● **SET PROBLEM**: Your job is to retype all of the data word for word, leaving every image out.

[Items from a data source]
+ + + +

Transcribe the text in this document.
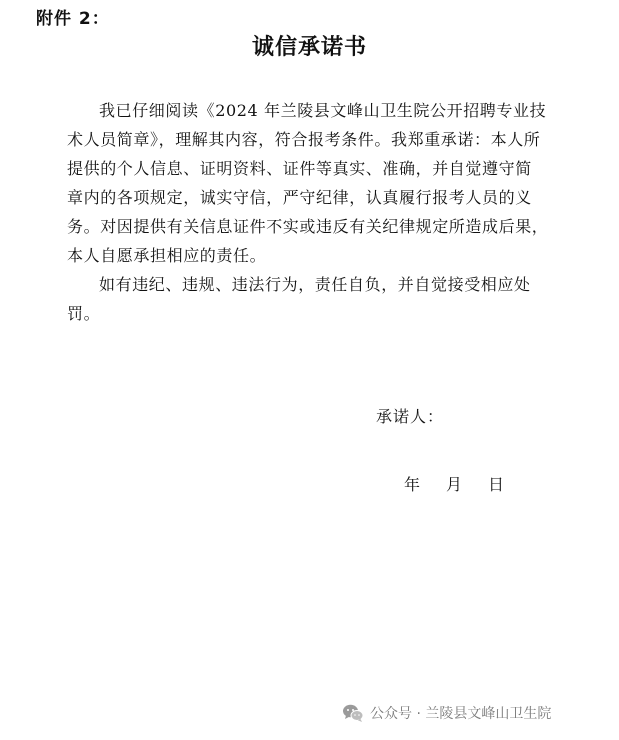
附件 2：
诚信承诺书
我已仔细阅读《2024 年兰陵县文峰山卫生院公开招聘专业技
术人员简章》，理解其内容，符合报考条件。我郑重承诺：本人所
提供的个人信息、证明资料、证件等真实、准确，并自觉遵守简
章内的各项规定，诚实守信，严守纪律，认真履行报考人员的义
务。对因提供有关信息证件不实或违反有关纪律规定所造成后果，
本人自愿承担相应的责任。
如有违纪、违规、违法行为，责任自负，并自觉接受相应处
罚。
承诺人：
年 月 日
公众号 · 兰陵县文峰山卫生院
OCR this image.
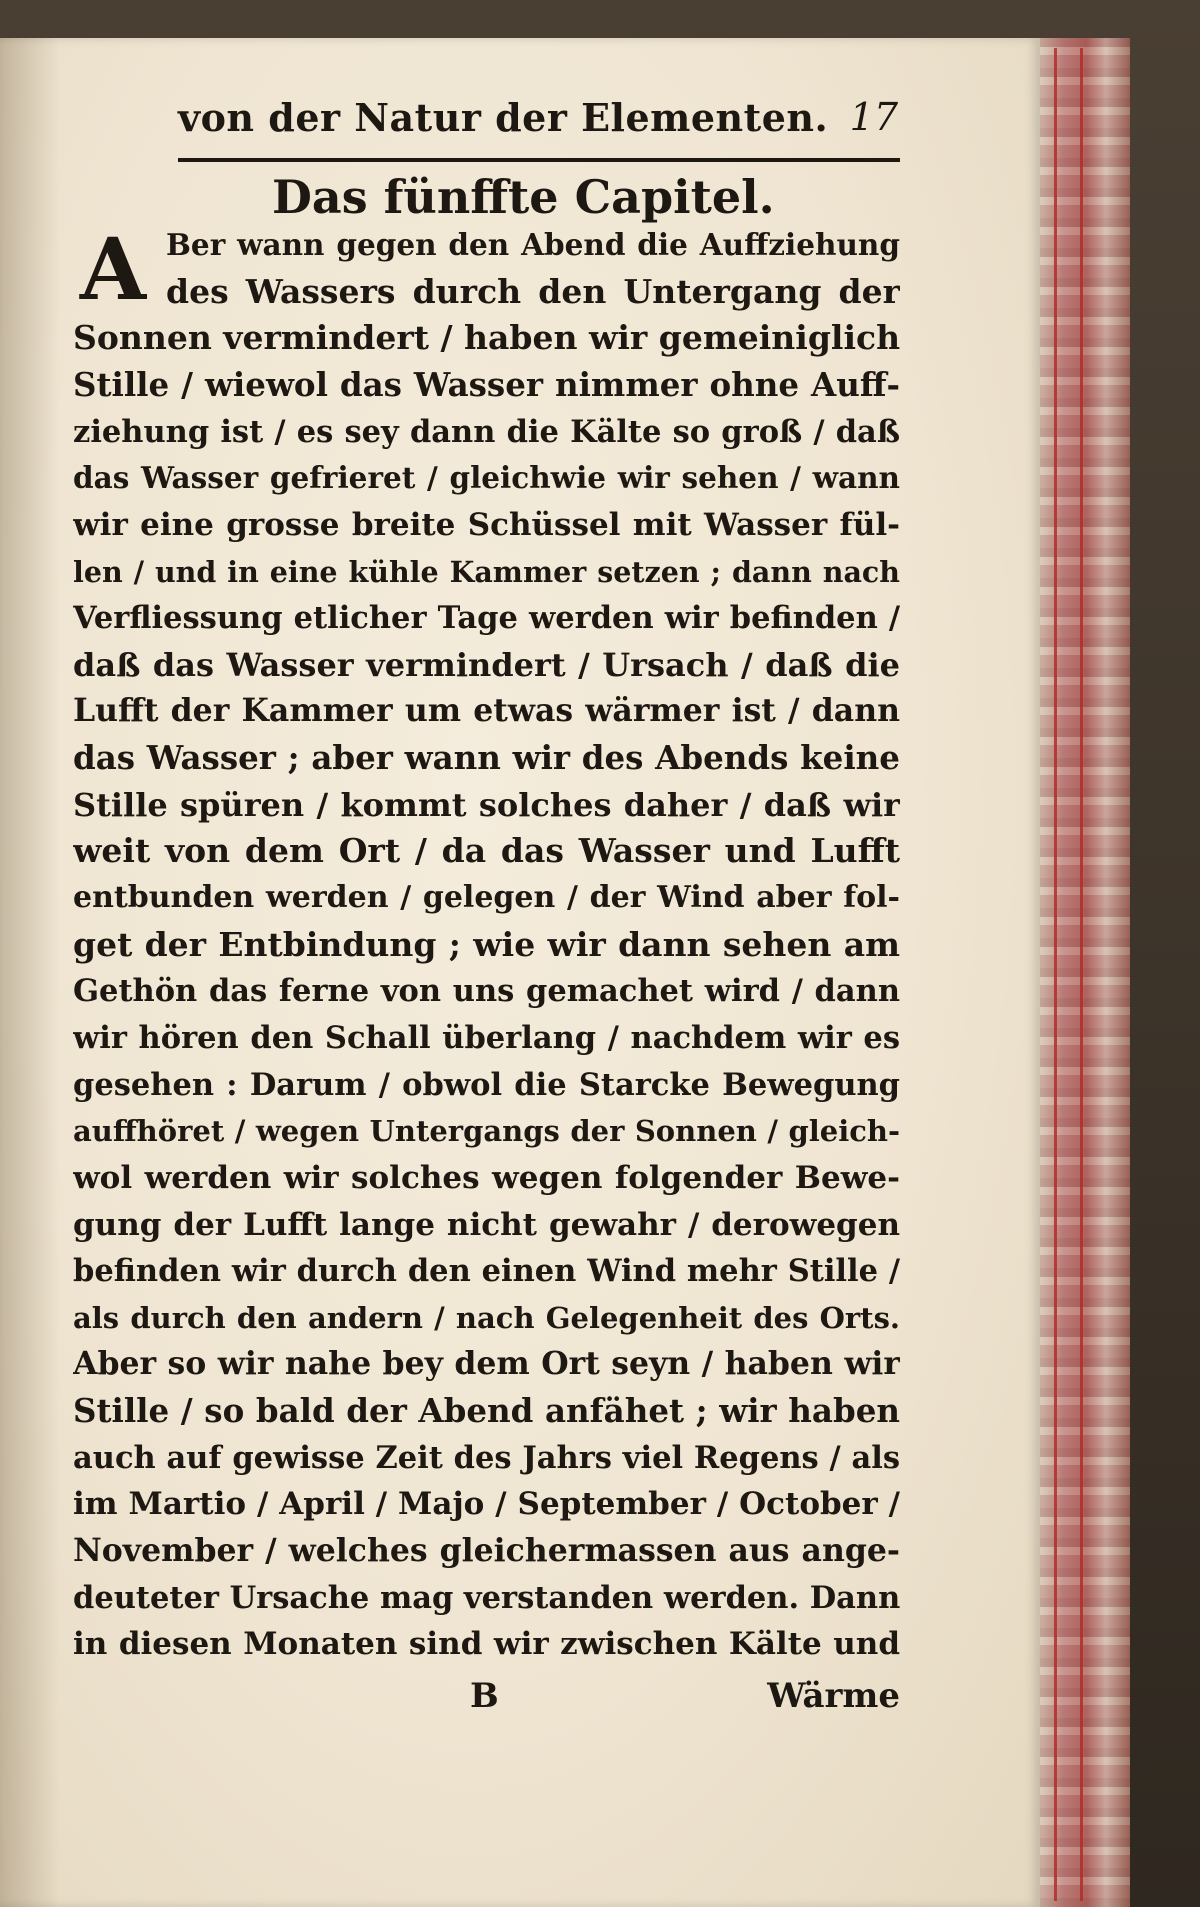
von der Natur der Elementen. 17
Das fünffte Capitel.
A Ber wann gegen den Abend die Auffziehung
des Wassers durch den Untergang der
Sonnen vermindert / haben wir gemeiniglich
Stille / wiewol das Wasser nimmer ohne Auff-
ziehung ist / es sey dann die Kälte so groß / daß
das Wasser gefrieret / gleichwie wir sehen / wann
wir eine grosse breite Schüssel mit Wasser fül-
len / und in eine kühle Kammer setzen ; dann nach
Verfliessung etlicher Tage werden wir befinden /
daß das Wasser vermindert / Ursach / daß die
Lufft der Kammer um etwas wärmer ist / dann
das Wasser ; aber wann wir des Abends keine
Stille spüren / kommt solches daher / daß wir
weit von dem Ort / da das Wasser und Lufft
entbunden werden / gelegen / der Wind aber fol-
get der Entbindung ; wie wir dann sehen am
Gethön das ferne von uns gemachet wird / dann
wir hören den Schall überlang / nachdem wir es
gesehen : Darum / obwol die Starcke Bewegung
auffhöret / wegen Untergangs der Sonnen / gleich-
wol werden wir solches wegen folgender Bewe-
gung der Lufft lange nicht gewahr / derowegen
befinden wir durch den einen Wind mehr Stille /
als durch den andern / nach Gelegenheit des Orts.
Aber so wir nahe bey dem Ort seyn / haben wir
Stille / so bald der Abend anfähet ; wir haben
auch auf gewisse Zeit des Jahrs viel Regens / als
im Martio / April / Majo / September / October /
November / welches gleichermassen aus ange-
deuteter Ursache mag verstanden werden. Dann
in diesen Monaten sind wir zwischen Kälte und
B	Wärme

+ + + +

● **COMPLETE OUTPUT**:
Transcribe the text in this document.
附件 2：
诚信承诺书
我已仔细阅读《2024 年兰陵县文峰山卫生院公开招聘专业技
术人员简章》，理解其内容，符合报考条件。我郑重承诺：本人所
提供的个人信息、证明资料、证件等真实、准确，并自觉遵守简
章内的各项规定，诚实守信，严守纪律，认真履行报考人员的义
务。对因提供有关信息证件不实或违反有关纪律规定所造成后果，
本人自愿承担相应的责任。
如有违纪、违规、违法行为，责任自负，并自觉接受相应处
罚。
承诺人：
年 月 日
公众号 · 兰陵县文峰山卫生院
OCR this image.
von der Natur der Elementen. 17
Das fünffte Capitel.
A Ber wann gegen den Abend die Auffziehung
des Wassers durch den Untergang der
Sonnen vermindert / haben wir gemeiniglich
Stille / wiewol das Wasser nimmer ohne Auff-
ziehung ist / es sey dann die Kälte so groß / daß
das Wasser gefrieret / gleichwie wir sehen / wann
wir eine grosse breite Schüssel mit Wasser fül-
len / und in eine kühle Kammer setzen ; dann nach
Verfliessung etlicher Tage werden wir befinden /
daß das Wasser vermindert / Ursach / daß die
Lufft der Kammer um etwas wärmer ist / dann
das Wasser ; aber wann wir des Abends keine
Stille spüren / kommt solches daher / daß wir
weit von dem Ort / da das Wasser und Lufft
entbunden werden / gelegen / der Wind aber fol-
get der Entbindung ; wie wir dann sehen am
Gethön das ferne von uns gemachet wird / dann
wir hören den Schall überlang / nachdem wir es
gesehen : Darum / obwol die Starcke Bewegung
auffhöret / wegen Untergangs der Sonnen / gleich-
wol werden wir solches wegen folgender Bewe-
gung der Lufft lange nicht gewahr / derowegen
befinden wir durch den einen Wind mehr Stille /
als durch den andern / nach Gelegenheit des Orts.
Aber so wir nahe bey dem Ort seyn / haben wir
Stille / so bald der Abend anfähet ; wir haben
auch auf gewisse Zeit des Jahrs viel Regens / als
im Martio / April / Majo / September / October /
November / welches gleichermassen aus ange-
deuteter Ursache mag verstanden werden. Dann
in diesen Monaten sind wir zwischen Kälte und
B	Wärme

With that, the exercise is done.